• **SELECTED EXCERPT**

Unit of plane angle where a full circle equals 360°

A degree (in full, a degree of arc, arc degree, or arcdegree), usually denoted by ° (the degree symbol), is a unit of measurement of a plane angle in which one full rotation is assigned the value of 360 degrees. The unit of angular measure in the International System of Units (SI) is the radian, and one degree is equivalent to π/180 radians.

== History ==

A circle with an equilateral chord (red). One sixtieth of this arc is a degree. Six such chords complete the circle.

The original motivation for choosing the degree as a unit of rotations and angles is unknown. One theory states that it is related to the fact that 360 is approximately the number of days in a year. Ancient astronomers noticed that the sun, which follows through the ecliptic path over the course of the year, seems to advance in its path by approximately one degree each day. Some ancient calendars, such as the Persian calendar and the Babylonian calendar, used 360 days for a year. The use of a calendar with 360 days may be related to the use of sexagesimal numbers.

Another theory is that the Babylonians subdivided the circle using the angle of an equilateral triangle as the basic unit, and further subdivided the latter into 60 parts following their sexagesimal numeric system. The earliest trigonometry, used by the Babylonian astronomers and their Greek successors, was based on chords of a circle. A chord of length equal to the radius made a natural base quantity. One sixtieth of this, using their standard sexagesimal divisions, was a degree.

• **SUPPLIED ENTRIES**
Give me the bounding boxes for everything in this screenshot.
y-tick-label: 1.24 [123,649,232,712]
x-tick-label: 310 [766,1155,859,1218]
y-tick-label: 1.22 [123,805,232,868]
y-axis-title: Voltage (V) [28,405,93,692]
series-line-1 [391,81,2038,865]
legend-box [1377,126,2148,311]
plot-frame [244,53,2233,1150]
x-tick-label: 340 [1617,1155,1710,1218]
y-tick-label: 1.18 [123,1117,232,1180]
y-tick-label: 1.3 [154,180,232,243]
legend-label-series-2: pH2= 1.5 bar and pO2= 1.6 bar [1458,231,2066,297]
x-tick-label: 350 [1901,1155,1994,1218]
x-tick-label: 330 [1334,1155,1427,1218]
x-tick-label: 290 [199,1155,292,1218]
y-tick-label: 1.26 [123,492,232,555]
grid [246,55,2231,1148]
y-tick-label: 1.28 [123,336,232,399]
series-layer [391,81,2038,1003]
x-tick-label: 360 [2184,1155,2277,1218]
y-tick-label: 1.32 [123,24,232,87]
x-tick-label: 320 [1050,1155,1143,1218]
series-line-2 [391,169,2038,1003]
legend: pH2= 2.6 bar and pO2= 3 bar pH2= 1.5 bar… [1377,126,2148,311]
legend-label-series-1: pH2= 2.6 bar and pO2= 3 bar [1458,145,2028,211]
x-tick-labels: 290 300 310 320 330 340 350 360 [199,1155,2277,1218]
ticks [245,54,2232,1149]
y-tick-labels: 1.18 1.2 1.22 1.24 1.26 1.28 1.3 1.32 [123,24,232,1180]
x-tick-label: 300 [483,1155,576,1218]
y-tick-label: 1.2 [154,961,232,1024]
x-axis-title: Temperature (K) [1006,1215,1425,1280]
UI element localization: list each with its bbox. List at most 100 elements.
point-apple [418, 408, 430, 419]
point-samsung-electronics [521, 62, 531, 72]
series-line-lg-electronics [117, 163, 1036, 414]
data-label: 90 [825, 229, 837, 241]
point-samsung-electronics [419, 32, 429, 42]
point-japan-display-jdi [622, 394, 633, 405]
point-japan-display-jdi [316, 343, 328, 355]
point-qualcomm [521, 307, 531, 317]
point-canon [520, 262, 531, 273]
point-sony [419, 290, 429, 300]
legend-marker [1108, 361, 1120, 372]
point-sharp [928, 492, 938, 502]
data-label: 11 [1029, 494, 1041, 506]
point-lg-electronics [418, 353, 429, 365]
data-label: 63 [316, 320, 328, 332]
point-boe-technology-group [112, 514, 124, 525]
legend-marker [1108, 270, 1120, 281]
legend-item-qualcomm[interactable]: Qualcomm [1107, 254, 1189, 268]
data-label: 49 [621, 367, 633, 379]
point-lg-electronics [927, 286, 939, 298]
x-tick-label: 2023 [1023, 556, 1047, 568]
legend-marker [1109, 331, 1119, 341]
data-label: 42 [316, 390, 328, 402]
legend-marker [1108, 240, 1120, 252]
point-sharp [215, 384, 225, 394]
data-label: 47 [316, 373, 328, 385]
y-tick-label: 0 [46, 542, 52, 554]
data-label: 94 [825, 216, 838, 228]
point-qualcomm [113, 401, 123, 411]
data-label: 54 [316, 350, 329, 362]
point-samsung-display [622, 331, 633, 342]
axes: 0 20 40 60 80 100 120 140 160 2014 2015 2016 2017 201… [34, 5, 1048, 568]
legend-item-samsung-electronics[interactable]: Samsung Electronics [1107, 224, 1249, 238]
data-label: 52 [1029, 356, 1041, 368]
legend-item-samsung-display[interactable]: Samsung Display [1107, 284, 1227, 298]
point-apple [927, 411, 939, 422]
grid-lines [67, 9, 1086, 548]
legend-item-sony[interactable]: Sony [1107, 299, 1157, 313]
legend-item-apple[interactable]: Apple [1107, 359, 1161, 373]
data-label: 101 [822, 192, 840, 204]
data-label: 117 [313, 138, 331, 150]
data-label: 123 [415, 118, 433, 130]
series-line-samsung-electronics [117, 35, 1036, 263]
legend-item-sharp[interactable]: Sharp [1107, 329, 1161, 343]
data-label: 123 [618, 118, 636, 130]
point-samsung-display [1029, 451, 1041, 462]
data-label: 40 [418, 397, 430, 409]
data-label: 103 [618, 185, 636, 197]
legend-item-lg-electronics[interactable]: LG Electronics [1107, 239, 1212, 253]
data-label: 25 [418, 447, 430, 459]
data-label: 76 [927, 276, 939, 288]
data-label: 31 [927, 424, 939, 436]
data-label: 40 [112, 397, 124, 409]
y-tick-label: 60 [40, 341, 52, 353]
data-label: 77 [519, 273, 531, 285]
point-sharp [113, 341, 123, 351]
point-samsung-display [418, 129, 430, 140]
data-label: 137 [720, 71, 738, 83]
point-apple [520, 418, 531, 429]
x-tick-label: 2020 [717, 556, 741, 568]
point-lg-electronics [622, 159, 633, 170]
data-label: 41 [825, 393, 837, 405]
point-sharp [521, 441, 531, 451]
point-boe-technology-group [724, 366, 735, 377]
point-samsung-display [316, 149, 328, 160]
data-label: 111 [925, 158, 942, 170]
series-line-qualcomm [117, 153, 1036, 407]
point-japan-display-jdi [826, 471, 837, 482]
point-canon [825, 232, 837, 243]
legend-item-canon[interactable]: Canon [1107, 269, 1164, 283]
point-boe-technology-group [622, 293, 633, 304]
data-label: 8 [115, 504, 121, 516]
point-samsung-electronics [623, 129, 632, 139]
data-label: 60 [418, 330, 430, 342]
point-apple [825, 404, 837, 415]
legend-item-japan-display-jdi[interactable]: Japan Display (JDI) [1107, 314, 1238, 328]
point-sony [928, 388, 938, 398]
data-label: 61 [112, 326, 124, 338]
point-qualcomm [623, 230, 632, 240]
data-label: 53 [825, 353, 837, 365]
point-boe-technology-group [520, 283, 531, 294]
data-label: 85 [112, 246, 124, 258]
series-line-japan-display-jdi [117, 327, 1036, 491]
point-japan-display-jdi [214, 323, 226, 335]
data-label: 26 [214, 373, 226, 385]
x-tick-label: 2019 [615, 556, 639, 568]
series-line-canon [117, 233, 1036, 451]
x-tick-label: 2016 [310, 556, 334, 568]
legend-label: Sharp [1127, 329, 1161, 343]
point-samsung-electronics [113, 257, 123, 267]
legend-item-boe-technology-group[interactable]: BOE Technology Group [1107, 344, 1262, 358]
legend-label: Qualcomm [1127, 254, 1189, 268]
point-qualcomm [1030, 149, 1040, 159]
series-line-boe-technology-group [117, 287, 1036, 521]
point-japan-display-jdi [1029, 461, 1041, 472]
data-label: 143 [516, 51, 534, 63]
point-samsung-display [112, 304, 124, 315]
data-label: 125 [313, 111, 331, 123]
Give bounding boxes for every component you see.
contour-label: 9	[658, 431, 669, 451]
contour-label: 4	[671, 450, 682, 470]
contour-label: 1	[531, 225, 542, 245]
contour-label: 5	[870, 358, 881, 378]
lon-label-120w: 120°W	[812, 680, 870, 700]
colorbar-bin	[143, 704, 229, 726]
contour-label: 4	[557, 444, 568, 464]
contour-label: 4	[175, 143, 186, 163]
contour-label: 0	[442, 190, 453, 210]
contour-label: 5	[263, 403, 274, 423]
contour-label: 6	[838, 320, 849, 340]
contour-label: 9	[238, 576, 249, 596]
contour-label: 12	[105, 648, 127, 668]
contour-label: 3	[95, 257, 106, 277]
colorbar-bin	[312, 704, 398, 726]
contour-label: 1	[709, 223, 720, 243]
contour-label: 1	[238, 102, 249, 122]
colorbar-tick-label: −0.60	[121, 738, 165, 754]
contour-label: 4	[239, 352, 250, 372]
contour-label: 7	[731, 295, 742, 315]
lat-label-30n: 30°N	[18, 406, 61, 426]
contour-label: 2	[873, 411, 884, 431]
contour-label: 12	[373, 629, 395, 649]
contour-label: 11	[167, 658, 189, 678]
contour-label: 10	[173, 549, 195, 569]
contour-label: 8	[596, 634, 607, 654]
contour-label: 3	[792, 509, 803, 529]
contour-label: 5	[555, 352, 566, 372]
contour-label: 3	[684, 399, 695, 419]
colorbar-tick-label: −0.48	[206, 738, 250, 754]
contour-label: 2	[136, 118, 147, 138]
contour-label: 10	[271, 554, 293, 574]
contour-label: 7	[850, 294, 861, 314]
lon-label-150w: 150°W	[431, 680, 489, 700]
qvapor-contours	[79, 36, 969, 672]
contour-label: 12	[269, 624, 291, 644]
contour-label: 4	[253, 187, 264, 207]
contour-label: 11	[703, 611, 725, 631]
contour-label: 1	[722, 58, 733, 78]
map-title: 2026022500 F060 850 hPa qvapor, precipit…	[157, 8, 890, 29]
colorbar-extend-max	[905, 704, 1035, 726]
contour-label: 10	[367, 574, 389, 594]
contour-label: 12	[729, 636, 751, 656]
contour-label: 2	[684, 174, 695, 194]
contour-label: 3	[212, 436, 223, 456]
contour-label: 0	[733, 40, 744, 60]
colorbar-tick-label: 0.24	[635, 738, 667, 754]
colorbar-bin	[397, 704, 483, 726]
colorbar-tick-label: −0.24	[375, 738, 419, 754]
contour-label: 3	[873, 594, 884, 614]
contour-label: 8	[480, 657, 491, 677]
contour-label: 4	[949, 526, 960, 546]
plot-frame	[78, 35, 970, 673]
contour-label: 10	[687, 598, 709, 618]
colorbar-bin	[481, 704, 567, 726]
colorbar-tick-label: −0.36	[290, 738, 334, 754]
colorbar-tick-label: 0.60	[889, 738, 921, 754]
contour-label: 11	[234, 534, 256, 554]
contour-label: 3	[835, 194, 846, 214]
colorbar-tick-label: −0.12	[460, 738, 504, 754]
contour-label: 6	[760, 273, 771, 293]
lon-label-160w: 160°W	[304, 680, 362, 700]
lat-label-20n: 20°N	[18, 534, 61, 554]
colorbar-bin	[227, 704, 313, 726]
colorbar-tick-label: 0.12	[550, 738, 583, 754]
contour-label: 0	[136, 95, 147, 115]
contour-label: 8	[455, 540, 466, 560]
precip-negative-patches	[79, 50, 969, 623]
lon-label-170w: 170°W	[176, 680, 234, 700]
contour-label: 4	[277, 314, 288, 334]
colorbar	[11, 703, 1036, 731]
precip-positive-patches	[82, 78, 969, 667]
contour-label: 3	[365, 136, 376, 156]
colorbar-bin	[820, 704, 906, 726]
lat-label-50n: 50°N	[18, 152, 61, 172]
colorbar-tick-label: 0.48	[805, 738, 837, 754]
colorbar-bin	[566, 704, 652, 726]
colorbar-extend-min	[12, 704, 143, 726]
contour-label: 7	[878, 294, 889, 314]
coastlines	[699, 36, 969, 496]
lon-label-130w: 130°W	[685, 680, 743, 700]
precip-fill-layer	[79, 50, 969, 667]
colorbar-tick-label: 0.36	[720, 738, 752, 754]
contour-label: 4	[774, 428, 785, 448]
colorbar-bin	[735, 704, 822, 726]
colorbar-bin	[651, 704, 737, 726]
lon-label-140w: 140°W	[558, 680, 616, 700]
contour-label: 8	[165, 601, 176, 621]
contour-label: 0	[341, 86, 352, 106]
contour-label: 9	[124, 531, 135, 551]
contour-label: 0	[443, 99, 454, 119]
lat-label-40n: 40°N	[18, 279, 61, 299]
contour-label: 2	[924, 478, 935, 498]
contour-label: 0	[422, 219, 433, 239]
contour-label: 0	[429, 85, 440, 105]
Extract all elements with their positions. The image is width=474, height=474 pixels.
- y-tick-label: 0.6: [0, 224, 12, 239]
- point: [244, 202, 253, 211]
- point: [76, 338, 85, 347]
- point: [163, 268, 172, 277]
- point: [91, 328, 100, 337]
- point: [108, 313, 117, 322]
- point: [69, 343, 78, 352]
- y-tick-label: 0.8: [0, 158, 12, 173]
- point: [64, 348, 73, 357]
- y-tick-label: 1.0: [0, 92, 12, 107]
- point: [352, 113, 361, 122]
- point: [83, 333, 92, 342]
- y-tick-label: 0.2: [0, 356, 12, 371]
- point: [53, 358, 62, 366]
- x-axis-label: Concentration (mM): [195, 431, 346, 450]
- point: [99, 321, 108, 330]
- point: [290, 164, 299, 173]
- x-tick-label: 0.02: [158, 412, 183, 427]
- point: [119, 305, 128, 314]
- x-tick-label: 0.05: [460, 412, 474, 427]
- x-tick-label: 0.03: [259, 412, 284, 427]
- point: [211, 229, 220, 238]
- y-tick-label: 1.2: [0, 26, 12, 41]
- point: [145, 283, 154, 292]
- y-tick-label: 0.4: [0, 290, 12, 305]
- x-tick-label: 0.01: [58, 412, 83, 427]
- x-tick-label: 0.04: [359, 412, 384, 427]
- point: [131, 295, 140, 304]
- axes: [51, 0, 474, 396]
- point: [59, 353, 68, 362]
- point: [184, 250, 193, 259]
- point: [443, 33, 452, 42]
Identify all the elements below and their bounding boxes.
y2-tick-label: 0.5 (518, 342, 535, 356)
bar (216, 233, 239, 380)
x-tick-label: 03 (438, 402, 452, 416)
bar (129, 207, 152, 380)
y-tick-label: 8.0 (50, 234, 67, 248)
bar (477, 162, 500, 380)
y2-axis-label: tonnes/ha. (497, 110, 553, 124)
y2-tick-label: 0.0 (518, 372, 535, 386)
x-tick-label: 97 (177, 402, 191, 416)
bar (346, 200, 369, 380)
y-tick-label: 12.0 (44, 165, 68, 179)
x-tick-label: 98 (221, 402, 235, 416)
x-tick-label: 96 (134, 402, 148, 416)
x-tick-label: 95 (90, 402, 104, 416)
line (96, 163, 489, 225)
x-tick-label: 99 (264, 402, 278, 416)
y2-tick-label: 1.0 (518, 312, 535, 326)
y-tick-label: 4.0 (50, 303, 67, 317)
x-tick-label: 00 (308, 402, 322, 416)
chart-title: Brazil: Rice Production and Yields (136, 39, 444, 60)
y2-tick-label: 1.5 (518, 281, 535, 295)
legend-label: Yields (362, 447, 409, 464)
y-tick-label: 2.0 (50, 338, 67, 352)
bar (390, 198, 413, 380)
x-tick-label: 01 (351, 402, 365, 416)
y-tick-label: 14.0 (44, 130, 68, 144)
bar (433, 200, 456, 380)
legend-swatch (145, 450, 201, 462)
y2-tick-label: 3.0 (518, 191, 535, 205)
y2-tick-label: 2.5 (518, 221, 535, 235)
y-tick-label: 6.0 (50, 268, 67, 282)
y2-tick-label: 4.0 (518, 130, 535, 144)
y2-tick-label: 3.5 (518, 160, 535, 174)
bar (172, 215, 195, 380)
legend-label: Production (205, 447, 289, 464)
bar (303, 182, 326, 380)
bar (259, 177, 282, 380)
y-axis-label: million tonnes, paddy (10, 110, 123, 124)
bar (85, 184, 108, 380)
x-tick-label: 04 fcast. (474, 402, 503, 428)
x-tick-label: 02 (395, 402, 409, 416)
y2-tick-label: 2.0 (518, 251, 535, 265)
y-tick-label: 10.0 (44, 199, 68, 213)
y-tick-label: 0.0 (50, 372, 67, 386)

• **GOAL A**
Rewrite the paragraph beginning "Another theory is that the Babylonians" from the passage on the degree as a short bulleted list that keeps its main facts.
• **GOAL B**
What alternative full names for the degree does the passage on the degree give? List all of them.
• **GOAL C**
From the passage on the degree, reproduce the stretch from "A degree (in" through "complete the circle." word for word.

• **CORRECT OUTPUT A**
- The Babylonians may have divided the circle using the angle of an equilateral triangle as the basic unit.
- Following their sexagesimal system, they split that angle into 60 parts.
- The earliest trigonometry, used by Babylonian astronomers and their Greek successors, was based on chords of a circle.
- A chord as long as the radius was a natural base quantity, and one sixtieth of it was a degree.

• **CORRECT OUTPUT B**
- degree of arc
- arc degree
- arcdegree

• **CORRECT OUTPUT C**
A degree (in full, a degree of arc, arc degree, or arcdegree), usually denoted by ° (the degree symbol), is a unit of measurement of a plane angle in which one full rotation is assigned the value of 360 degrees. The unit of angular measure in the International System of Units (SI) is the radian, and one degree is equivalent to π/180 radians.

== History ==

A circle with an equilateral chord (red). One sixtieth of this arc is a degree. Six such chords complete the circle.